**AVAILABLE RECORDS**
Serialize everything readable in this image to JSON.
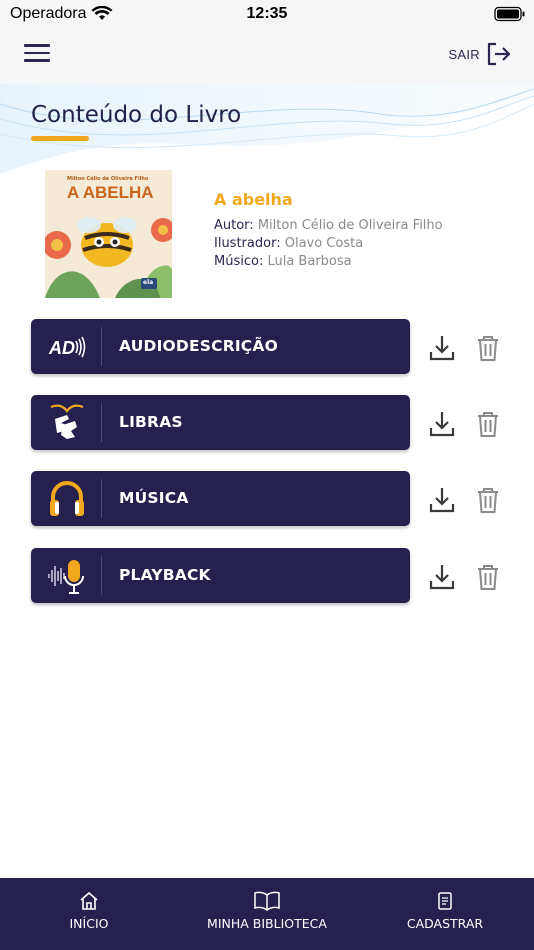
{
  "status_bar": {
    "carrier": "Operadora",
    "time": "12:35"
  },
  "header": {
    "logout_label": "SAIR"
  },
  "page": {
    "title": "Conteúdo do Livro"
  },
  "book": {
    "title": "A abelha",
    "author_label": "Autor:",
    "author": "Milton Célio de Oliveira Filho",
    "illustrator_label": "Ilustrador:",
    "illustrator": "Olavo Costa",
    "musician_label": "Músico:",
    "musician": "Lula Barbosa",
    "cover": {
      "author_line": "Milton Célio de Oliveira Filho",
      "title": "A ABELHA",
      "publisher": "ela"
    }
  },
  "media_items": [
    {
      "label": "AUDIODESCRIÇÃO",
      "icon": "audio-description-icon"
    },
    {
      "label": "LIBRAS",
      "icon": "sign-language-icon"
    },
    {
      "label": "MÚSICA",
      "icon": "headphones-icon"
    },
    {
      "label": "PLAYBACK",
      "icon": "microphone-icon"
    }
  ],
  "icons": {
    "ad_text": "AD"
  },
  "tabs": [
    {
      "label": "INÍCIO",
      "icon": "home-icon"
    },
    {
      "label": "MINHA BIBLIOTECA",
      "icon": "book-icon"
    },
    {
      "label": "CADASTRAR",
      "icon": "register-icon"
    }
  ],
  "colors": {
    "primary": "#25204d",
    "accent": "#f2a81d",
    "muted": "#8a8a8a"
  }
}
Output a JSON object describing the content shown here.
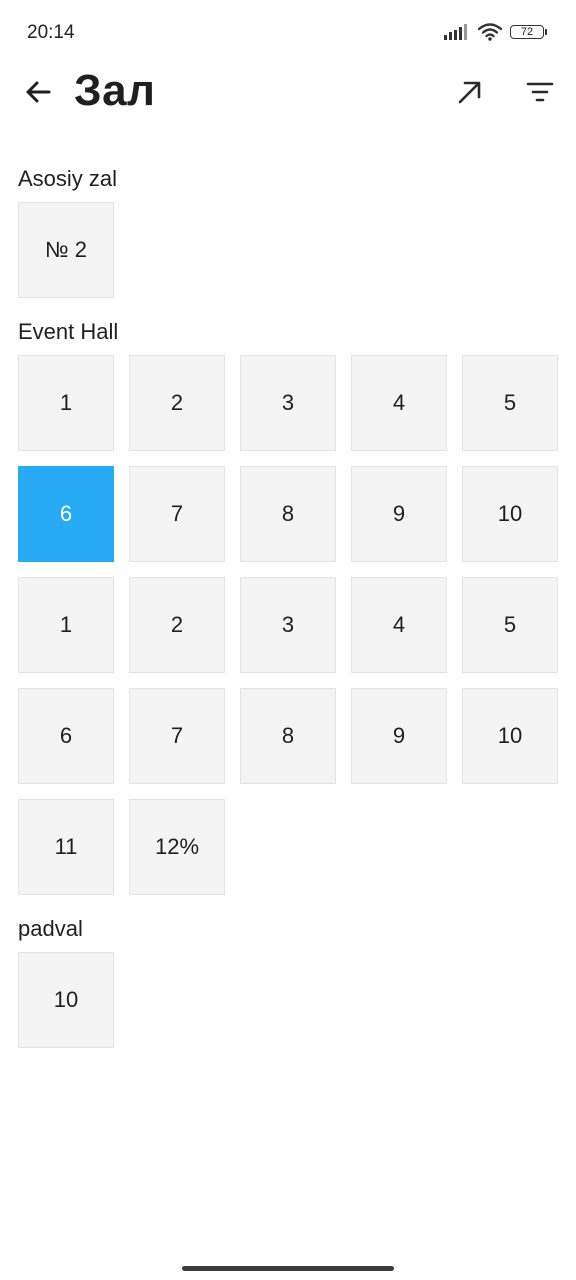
{
  "status_bar": {
    "time": "20:14",
    "battery_level": "72",
    "icons": [
      "signal-icon",
      "wifi-icon",
      "battery-icon"
    ]
  },
  "app_bar": {
    "title": "Зал",
    "back_icon": "arrow-left-icon",
    "actions": [
      "arrow-up-right-icon",
      "filter-icon"
    ]
  },
  "sections": [
    {
      "title": "Asosiy zal",
      "tables": [
        {
          "label": "№ 2",
          "selected": false
        }
      ]
    },
    {
      "title": "Event Hall",
      "tables": [
        {
          "label": "1",
          "selected": false
        },
        {
          "label": "2",
          "selected": false
        },
        {
          "label": "3",
          "selected": false
        },
        {
          "label": "4",
          "selected": false
        },
        {
          "label": "5",
          "selected": false
        },
        {
          "label": "6",
          "selected": true
        },
        {
          "label": "7",
          "selected": false
        },
        {
          "label": "8",
          "selected": false
        },
        {
          "label": "9",
          "selected": false
        },
        {
          "label": "10",
          "selected": false
        },
        {
          "label": "1",
          "selected": false
        },
        {
          "label": "2",
          "selected": false
        },
        {
          "label": "3",
          "selected": false
        },
        {
          "label": "4",
          "selected": false
        },
        {
          "label": "5",
          "selected": false
        },
        {
          "label": "6",
          "selected": false
        },
        {
          "label": "7",
          "selected": false
        },
        {
          "label": "8",
          "selected": false
        },
        {
          "label": "9",
          "selected": false
        },
        {
          "label": "10",
          "selected": false
        },
        {
          "label": "11",
          "selected": false
        },
        {
          "label": "12%",
          "selected": false
        }
      ]
    },
    {
      "title": "padval",
      "tables": [
        {
          "label": "10",
          "selected": false
        }
      ]
    }
  ],
  "colors": {
    "selected_tile": "#29aaf5",
    "tile_background": "#f4f4f4",
    "tile_border": "#e3e3e3",
    "text": "#1f1f1f"
  }
}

**BRIEF**
The material above must be printed exactly, with its pictures left out.

**EXERCISE SOLUTION**
Serialize everything readable in this image to JSON.
{
  "status_bar": {
    "carrier": "Operadora",
    "time": "12:35"
  },
  "header": {
    "logout_label": "SAIR"
  },
  "page": {
    "title": "Conteúdo do Livro"
  },
  "book": {
    "title": "A abelha",
    "author_label": "Autor:",
    "author": "Milton Célio de Oliveira Filho",
    "illustrator_label": "Ilustrador:",
    "illustrator": "Olavo Costa",
    "musician_label": "Músico:",
    "musician": "Lula Barbosa",
    "cover": {
      "author_line": "Milton Célio de Oliveira Filho",
      "title": "A ABELHA",
      "publisher": "ela"
    }
  },
  "media_items": [
    {
      "label": "AUDIODESCRIÇÃO",
      "icon": "audio-description-icon"
    },
    {
      "label": "LIBRAS",
      "icon": "sign-language-icon"
    },
    {
      "label": "MÚSICA",
      "icon": "headphones-icon"
    },
    {
      "label": "PLAYBACK",
      "icon": "microphone-icon"
    }
  ],
  "icons": {
    "ad_text": "AD"
  },
  "tabs": [
    {
      "label": "INÍCIO",
      "icon": "home-icon"
    },
    {
      "label": "MINHA BIBLIOTECA",
      "icon": "book-icon"
    },
    {
      "label": "CADASTRAR",
      "icon": "register-icon"
    }
  ],
  "colors": {
    "primary": "#25204d",
    "accent": "#f2a81d",
    "muted": "#8a8a8a"
  }
}
Output a JSON object describing the content shown here.
{
  "status_bar": {
    "time": "20:14",
    "battery_level": "72",
    "icons": [
      "signal-icon",
      "wifi-icon",
      "battery-icon"
    ]
  },
  "app_bar": {
    "title": "Зал",
    "back_icon": "arrow-left-icon",
    "actions": [
      "arrow-up-right-icon",
      "filter-icon"
    ]
  },
  "sections": [
    {
      "title": "Asosiy zal",
      "tables": [
        {
          "label": "№ 2",
          "selected": false
        }
      ]
    },
    {
      "title": "Event Hall",
      "tables": [
        {
          "label": "1",
          "selected": false
        },
        {
          "label": "2",
          "selected": false
        },
        {
          "label": "3",
          "selected": false
        },
        {
          "label": "4",
          "selected": false
        },
        {
          "label": "5",
          "selected": false
        },
        {
          "label": "6",
          "selected": true
        },
        {
          "label": "7",
          "selected": false
        },
        {
          "label": "8",
          "selected": false
        },
        {
          "label": "9",
          "selected": false
        },
        {
          "label": "10",
          "selected": false
        },
        {
          "label": "1",
          "selected": false
        },
        {
          "label": "2",
          "selected": false
        },
        {
          "label": "3",
          "selected": false
        },
        {
          "label": "4",
          "selected": false
        },
        {
          "label": "5",
          "selected": false
        },
        {
          "label": "6",
          "selected": false
        },
        {
          "label": "7",
          "selected": false
        },
        {
          "label": "8",
          "selected": false
        },
        {
          "label": "9",
          "selected": false
        },
        {
          "label": "10",
          "selected": false
        },
        {
          "label": "11",
          "selected": false
        },
        {
          "label": "12%",
          "selected": false
        }
      ]
    },
    {
      "title": "padval",
      "tables": [
        {
          "label": "10",
          "selected": false
        }
      ]
    }
  ],
  "colors": {
    "selected_tile": "#29aaf5",
    "tile_background": "#f4f4f4",
    "tile_border": "#e3e3e3",
    "text": "#1f1f1f"
  }
}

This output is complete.